Pull every line containing "image" from the entries.

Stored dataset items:
= = =
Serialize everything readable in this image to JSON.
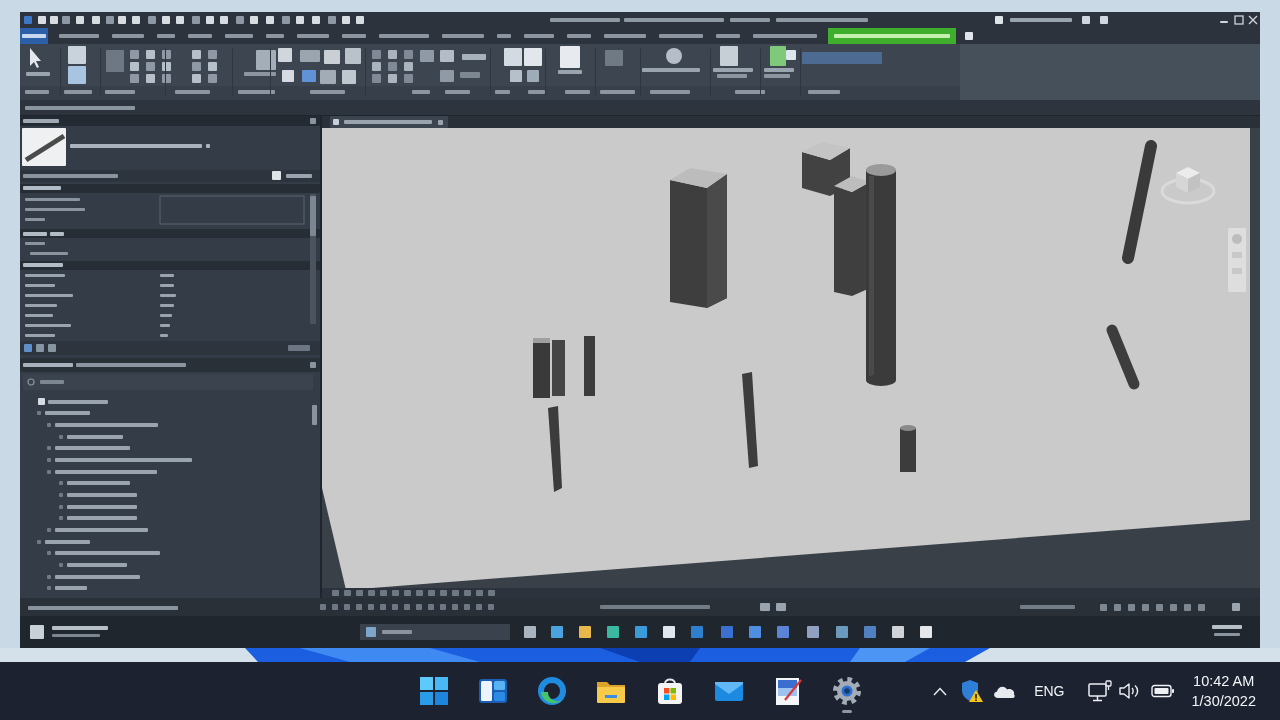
{
  "app_window": {
    "ribbon_tabs": [
      {
        "kind": "file",
        "selected": false
      },
      {
        "kind": "tab",
        "selected": false
      },
      {
        "kind": "tab",
        "selected": false
      },
      {
        "kind": "tab",
        "selected": false
      },
      {
        "kind": "tab",
        "selected": false
      },
      {
        "kind": "tab",
        "selected": false
      },
      {
        "kind": "tab",
        "selected": false
      },
      {
        "kind": "tab",
        "selected": false
      },
      {
        "kind": "tab",
        "selected": false
      },
      {
        "kind": "tab",
        "selected": false
      },
      {
        "kind": "tab",
        "selected": false
      },
      {
        "kind": "tab",
        "selected": false
      },
      {
        "kind": "tab",
        "selected": false
      },
      {
        "kind": "tab",
        "selected": false
      },
      {
        "kind": "tab",
        "selected": false
      },
      {
        "kind": "tab",
        "selected": false
      },
      {
        "kind": "tab",
        "selected": false
      },
      {
        "kind": "tab",
        "selected": false
      },
      {
        "kind": "tab",
        "selected": true
      }
    ]
  },
  "taskbar": {
    "apps": [
      {
        "kind": "start",
        "running": false
      },
      {
        "kind": "widgets",
        "running": false
      },
      {
        "kind": "browser",
        "running": false
      },
      {
        "kind": "folder",
        "running": false
      },
      {
        "kind": "store",
        "running": false
      },
      {
        "kind": "mail",
        "running": false
      },
      {
        "kind": "paint",
        "running": false
      },
      {
        "kind": "settings",
        "running": true
      }
    ],
    "language": "ENG",
    "time": "10:42 AM",
    "date": "1/30/2022"
  }
}
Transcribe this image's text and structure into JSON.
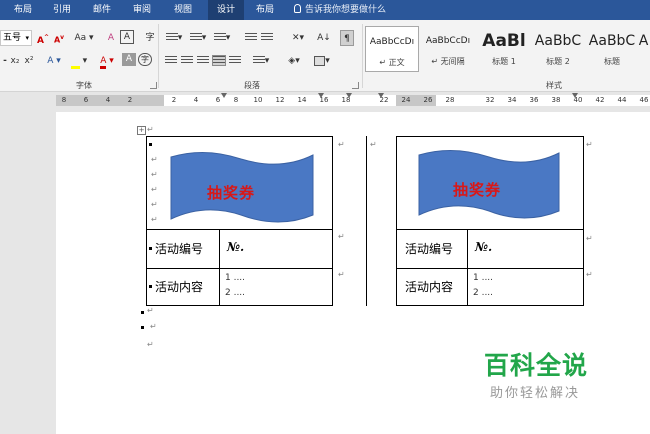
= = =
» **Expected output**
Serialize everything readable in this image to JSON.
Transcribe this image's text and structure into JSON.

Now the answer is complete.